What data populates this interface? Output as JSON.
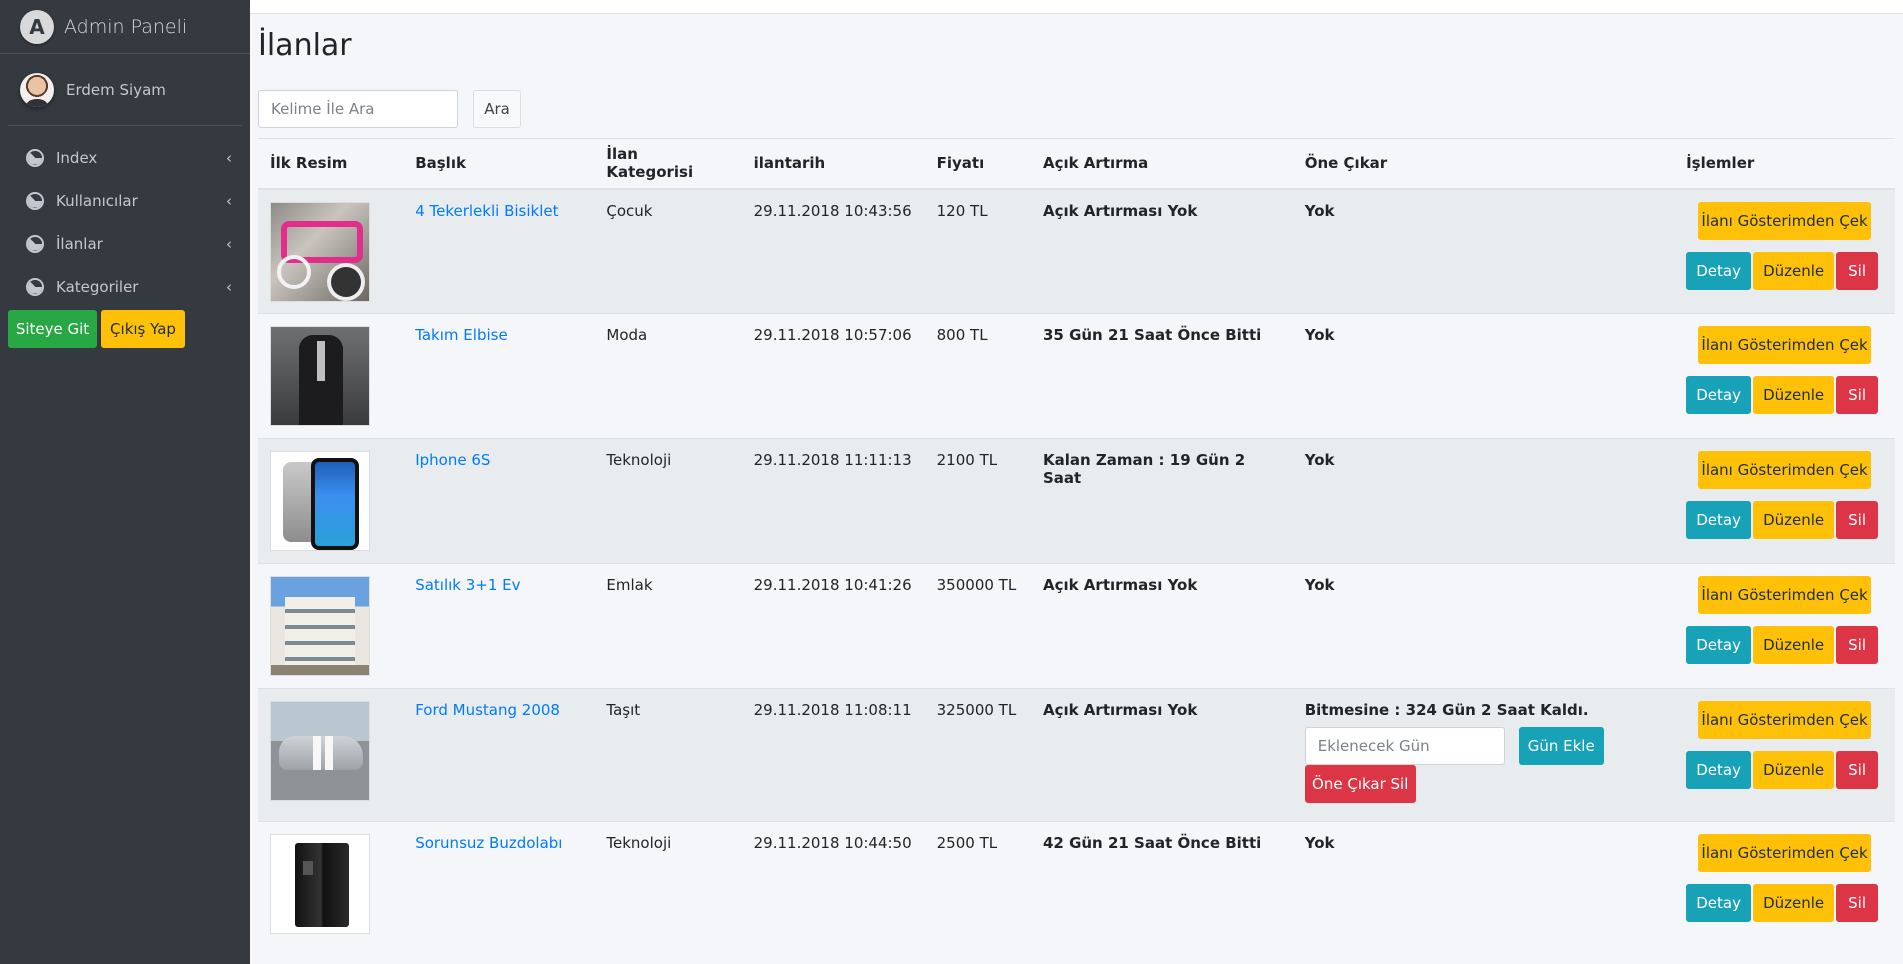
{
  "brand": {
    "logo_letter": "A",
    "title": "Admin Paneli"
  },
  "user": {
    "name": "Erdem Siyam"
  },
  "nav": [
    {
      "label": "Index",
      "chevron": "‹"
    },
    {
      "label": "Kullanıcılar",
      "chevron": "‹"
    },
    {
      "label": "İlanlar",
      "chevron": "‹"
    },
    {
      "label": "Kategoriler",
      "chevron": "‹"
    }
  ],
  "side_buttons": {
    "site": "Siteye Git",
    "logout": "Çıkış Yap"
  },
  "page": {
    "title": "İlanlar"
  },
  "search": {
    "placeholder": "Kelime İle Ara",
    "button": "Ara"
  },
  "table": {
    "headers": [
      "İlk Resim",
      "Başlık",
      "İlan Kategorisi",
      "ilantarih",
      "Fiyatı",
      "Açık Artırma",
      "Öne Çıkar",
      "İşlemler"
    ],
    "rows": [
      {
        "image": "bike-photo",
        "title": "4 Tekerlekli Bisiklet",
        "category": "Çocuk",
        "date": "29.11.2018 10:43:56",
        "price": "120 TL",
        "auction": "Açık Artırması Yok",
        "featured": "Yok"
      },
      {
        "image": "suit-photo",
        "title": "Takım Elbise",
        "category": "Moda",
        "date": "29.11.2018 10:57:06",
        "price": "800 TL",
        "auction": "35 Gün 21 Saat Önce Bitti",
        "featured": "Yok"
      },
      {
        "image": "phone-photo",
        "title": "Iphone 6S",
        "category": "Teknoloji",
        "date": "29.11.2018 11:11:13",
        "price": "2100 TL",
        "auction": "Kalan Zaman : 19 Gün 2 Saat",
        "featured": "Yok"
      },
      {
        "image": "house-photo",
        "title": "Satılık 3+1 Ev",
        "category": "Emlak",
        "date": "29.11.2018 10:41:26",
        "price": "350000 TL",
        "auction": "Açık Artırması Yok",
        "featured": "Yok"
      },
      {
        "image": "car-photo",
        "title": "Ford Mustang 2008",
        "category": "Taşıt",
        "date": "29.11.2018 11:08:11",
        "price": "325000 TL",
        "auction": "Açık Artırması Yok",
        "featured": "Bitmesine : 324 Gün 2 Saat Kaldı."
      },
      {
        "image": "fridge-photo",
        "title": "Sorunsuz Buzdolabı",
        "category": "Teknoloji",
        "date": "29.11.2018 10:44:50",
        "price": "2500 TL",
        "auction": "42 Gün 21 Saat Önce Bitti",
        "featured": "Yok"
      }
    ]
  },
  "featured_controls": {
    "day_placeholder": "Eklenecek Gün",
    "add_day": "Gün Ekle",
    "remove_featured": "Öne Çıkar Sil"
  },
  "actions": {
    "hide": "İlanı Gösterimden Çek",
    "detail": "Detay",
    "edit": "Düzenle",
    "delete": "Sil"
  },
  "colors": {
    "sidebar": "#343a40",
    "link": "#007bff",
    "success": "#28a745",
    "warning": "#ffc107",
    "info": "#17a2b8",
    "danger": "#dc3545"
  }
}
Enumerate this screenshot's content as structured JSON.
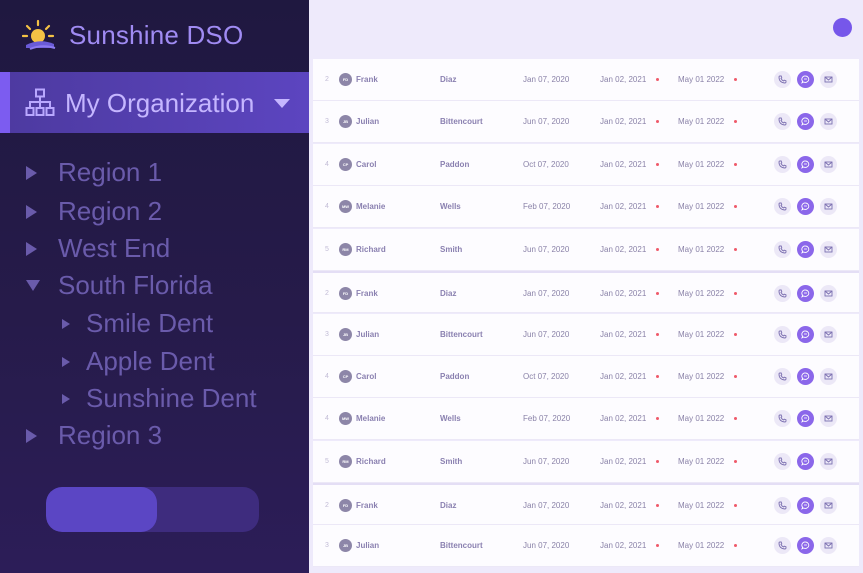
{
  "brand": {
    "name": "Sunshine DSO",
    "logo_icon": "sun-icon"
  },
  "org": {
    "label": "My Organization",
    "icon": "org-chart-icon",
    "caret_icon": "caret-down-icon"
  },
  "tree": [
    {
      "label": "Region 1",
      "expanded": false,
      "level": 0
    },
    {
      "label": "Region 2",
      "expanded": false,
      "level": 0
    },
    {
      "label": "West End",
      "expanded": false,
      "level": 0
    },
    {
      "label": "South Florida",
      "expanded": true,
      "level": 0
    },
    {
      "label": "Smile Dent",
      "expanded": false,
      "level": 1
    },
    {
      "label": "Apple Dent",
      "expanded": false,
      "level": 1
    },
    {
      "label": "Sunshine Dent",
      "expanded": false,
      "level": 1
    },
    {
      "label": "Region 3",
      "expanded": false,
      "level": 0
    }
  ],
  "toggle": {
    "fill_fraction": 0.52
  },
  "colors": {
    "accent": "#7657ea",
    "sidebar_bg": "#1f1840",
    "status_dot": "#ef5a6a"
  },
  "rows": [
    {
      "num": "2",
      "initials": "FD",
      "first": "Frank",
      "last": "Diaz",
      "date1": "Jan 07, 2020",
      "date2": "Jan 02, 2021",
      "date3": "May 01 2022"
    },
    {
      "num": "3",
      "initials": "JB",
      "first": "Julian",
      "last": "Bittencourt",
      "date1": "Jun 07, 2020",
      "date2": "Jan 02, 2021",
      "date3": "May 01 2022"
    },
    {
      "num": "4",
      "initials": "CP",
      "first": "Carol",
      "last": "Paddon",
      "date1": "Oct 07, 2020",
      "date2": "Jan 02, 2021",
      "date3": "May 01 2022"
    },
    {
      "num": "4",
      "initials": "MW",
      "first": "Melanie",
      "last": "Wells",
      "date1": "Feb 07, 2020",
      "date2": "Jan 02, 2021",
      "date3": "May 01 2022"
    },
    {
      "num": "5",
      "initials": "RM",
      "first": "Richard",
      "last": "Smith",
      "date1": "Jun 07, 2020",
      "date2": "Jan 02, 2021",
      "date3": "May 01 2022"
    },
    {
      "num": "2",
      "initials": "FD",
      "first": "Frank",
      "last": "Diaz",
      "date1": "Jan 07, 2020",
      "date2": "Jan 02, 2021",
      "date3": "May 01 2022"
    },
    {
      "num": "3",
      "initials": "JB",
      "first": "Julian",
      "last": "Bittencourt",
      "date1": "Jun 07, 2020",
      "date2": "Jan 02, 2021",
      "date3": "May 01 2022"
    },
    {
      "num": "4",
      "initials": "CP",
      "first": "Carol",
      "last": "Paddon",
      "date1": "Oct 07, 2020",
      "date2": "Jan 02, 2021",
      "date3": "May 01 2022"
    },
    {
      "num": "4",
      "initials": "MW",
      "first": "Melanie",
      "last": "Wells",
      "date1": "Feb 07, 2020",
      "date2": "Jan 02, 2021",
      "date3": "May 01 2022"
    },
    {
      "num": "5",
      "initials": "RM",
      "first": "Richard",
      "last": "Smith",
      "date1": "Jun 07, 2020",
      "date2": "Jan 02, 2021",
      "date3": "May 01 2022"
    },
    {
      "num": "2",
      "initials": "FD",
      "first": "Frank",
      "last": "Diaz",
      "date1": "Jan 07, 2020",
      "date2": "Jan 02, 2021",
      "date3": "May 01 2022"
    },
    {
      "num": "3",
      "initials": "JB",
      "first": "Julian",
      "last": "Bittencourt",
      "date1": "Jun 07, 2020",
      "date2": "Jan 02, 2021",
      "date3": "May 01 2022"
    }
  ],
  "row_actions": [
    "phone-icon",
    "chat-icon",
    "mail-icon"
  ]
}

— DESCRIPTION OF THE TASK —
Return each line exactly as written. Any picture gets left out.

— FINISHED EXERCISE —
What data populates this interface? Output as JSON.
{
  "brand": {
    "logo_letter": "A",
    "title": "Admin Paneli"
  },
  "user": {
    "name": "Erdem Siyam"
  },
  "nav": [
    {
      "label": "Index",
      "chevron": "‹"
    },
    {
      "label": "Kullanıcılar",
      "chevron": "‹"
    },
    {
      "label": "İlanlar",
      "chevron": "‹"
    },
    {
      "label": "Kategoriler",
      "chevron": "‹"
    }
  ],
  "side_buttons": {
    "site": "Siteye Git",
    "logout": "Çıkış Yap"
  },
  "page": {
    "title": "İlanlar"
  },
  "search": {
    "placeholder": "Kelime İle Ara",
    "button": "Ara"
  },
  "table": {
    "headers": [
      "İlk Resim",
      "Başlık",
      "İlan Kategorisi",
      "ilantarih",
      "Fiyatı",
      "Açık Artırma",
      "Öne Çıkar",
      "İşlemler"
    ],
    "rows": [
      {
        "image": "bike-photo",
        "title": "4 Tekerlekli Bisiklet",
        "category": "Çocuk",
        "date": "29.11.2018 10:43:56",
        "price": "120 TL",
        "auction": "Açık Artırması Yok",
        "featured": "Yok"
      },
      {
        "image": "suit-photo",
        "title": "Takım Elbise",
        "category": "Moda",
        "date": "29.11.2018 10:57:06",
        "price": "800 TL",
        "auction": "35 Gün 21 Saat Önce Bitti",
        "featured": "Yok"
      },
      {
        "image": "phone-photo",
        "title": "Iphone 6S",
        "category": "Teknoloji",
        "date": "29.11.2018 11:11:13",
        "price": "2100 TL",
        "auction": "Kalan Zaman : 19 Gün 2 Saat",
        "featured": "Yok"
      },
      {
        "image": "house-photo",
        "title": "Satılık 3+1 Ev",
        "category": "Emlak",
        "date": "29.11.2018 10:41:26",
        "price": "350000 TL",
        "auction": "Açık Artırması Yok",
        "featured": "Yok"
      },
      {
        "image": "car-photo",
        "title": "Ford Mustang 2008",
        "category": "Taşıt",
        "date": "29.11.2018 11:08:11",
        "price": "325000 TL",
        "auction": "Açık Artırması Yok",
        "featured": "Bitmesine : 324 Gün 2 Saat Kaldı."
      },
      {
        "image": "fridge-photo",
        "title": "Sorunsuz Buzdolabı",
        "category": "Teknoloji",
        "date": "29.11.2018 10:44:50",
        "price": "2500 TL",
        "auction": "42 Gün 21 Saat Önce Bitti",
        "featured": "Yok"
      }
    ]
  },
  "featured_controls": {
    "day_placeholder": "Eklenecek Gün",
    "add_day": "Gün Ekle",
    "remove_featured": "Öne Çıkar Sil"
  },
  "actions": {
    "hide": "İlanı Gösterimden Çek",
    "detail": "Detay",
    "edit": "Düzenle",
    "delete": "Sil"
  },
  "colors": {
    "sidebar": "#343a40",
    "link": "#007bff",
    "success": "#28a745",
    "warning": "#ffc107",
    "info": "#17a2b8",
    "danger": "#dc3545"
  }
}
Enumerate this screenshot's content as structured JSON.
{
  "brand": {
    "name": "Sunshine DSO",
    "logo_icon": "sun-icon"
  },
  "org": {
    "label": "My Organization",
    "icon": "org-chart-icon",
    "caret_icon": "caret-down-icon"
  },
  "tree": [
    {
      "label": "Region 1",
      "expanded": false,
      "level": 0
    },
    {
      "label": "Region 2",
      "expanded": false,
      "level": 0
    },
    {
      "label": "West End",
      "expanded": false,
      "level": 0
    },
    {
      "label": "South Florida",
      "expanded": true,
      "level": 0
    },
    {
      "label": "Smile Dent",
      "expanded": false,
      "level": 1
    },
    {
      "label": "Apple Dent",
      "expanded": false,
      "level": 1
    },
    {
      "label": "Sunshine Dent",
      "expanded": false,
      "level": 1
    },
    {
      "label": "Region 3",
      "expanded": false,
      "level": 0
    }
  ],
  "toggle": {
    "fill_fraction": 0.52
  },
  "colors": {
    "accent": "#7657ea",
    "sidebar_bg": "#1f1840",
    "status_dot": "#ef5a6a"
  },
  "rows": [
    {
      "num": "2",
      "initials": "FD",
      "first": "Frank",
      "last": "Diaz",
      "date1": "Jan 07, 2020",
      "date2": "Jan 02, 2021",
      "date3": "May 01 2022"
    },
    {
      "num": "3",
      "initials": "JB",
      "first": "Julian",
      "last": "Bittencourt",
      "date1": "Jun 07, 2020",
      "date2": "Jan 02, 2021",
      "date3": "May 01 2022"
    },
    {
      "num": "4",
      "initials": "CP",
      "first": "Carol",
      "last": "Paddon",
      "date1": "Oct 07, 2020",
      "date2": "Jan 02, 2021",
      "date3": "May 01 2022"
    },
    {
      "num": "4",
      "initials": "MW",
      "first": "Melanie",
      "last": "Wells",
      "date1": "Feb 07, 2020",
      "date2": "Jan 02, 2021",
      "date3": "May 01 2022"
    },
    {
      "num": "5",
      "initials": "RM",
      "first": "Richard",
      "last": "Smith",
      "date1": "Jun 07, 2020",
      "date2": "Jan 02, 2021",
      "date3": "May 01 2022"
    },
    {
      "num": "2",
      "initials": "FD",
      "first": "Frank",
      "last": "Diaz",
      "date1": "Jan 07, 2020",
      "date2": "Jan 02, 2021",
      "date3": "May 01 2022"
    },
    {
      "num": "3",
      "initials": "JB",
      "first": "Julian",
      "last": "Bittencourt",
      "date1": "Jun 07, 2020",
      "date2": "Jan 02, 2021",
      "date3": "May 01 2022"
    },
    {
      "num": "4",
      "initials": "CP",
      "first": "Carol",
      "last": "Paddon",
      "date1": "Oct 07, 2020",
      "date2": "Jan 02, 2021",
      "date3": "May 01 2022"
    },
    {
      "num": "4",
      "initials": "MW",
      "first": "Melanie",
      "last": "Wells",
      "date1": "Feb 07, 2020",
      "date2": "Jan 02, 2021",
      "date3": "May 01 2022"
    },
    {
      "num": "5",
      "initials": "RM",
      "first": "Richard",
      "last": "Smith",
      "date1": "Jun 07, 2020",
      "date2": "Jan 02, 2021",
      "date3": "May 01 2022"
    },
    {
      "num": "2",
      "initials": "FD",
      "first": "Frank",
      "last": "Diaz",
      "date1": "Jan 07, 2020",
      "date2": "Jan 02, 2021",
      "date3": "May 01 2022"
    },
    {
      "num": "3",
      "initials": "JB",
      "first": "Julian",
      "last": "Bittencourt",
      "date1": "Jun 07, 2020",
      "date2": "Jan 02, 2021",
      "date3": "May 01 2022"
    }
  ],
  "row_actions": [
    "phone-icon",
    "chat-icon",
    "mail-icon"
  ]
}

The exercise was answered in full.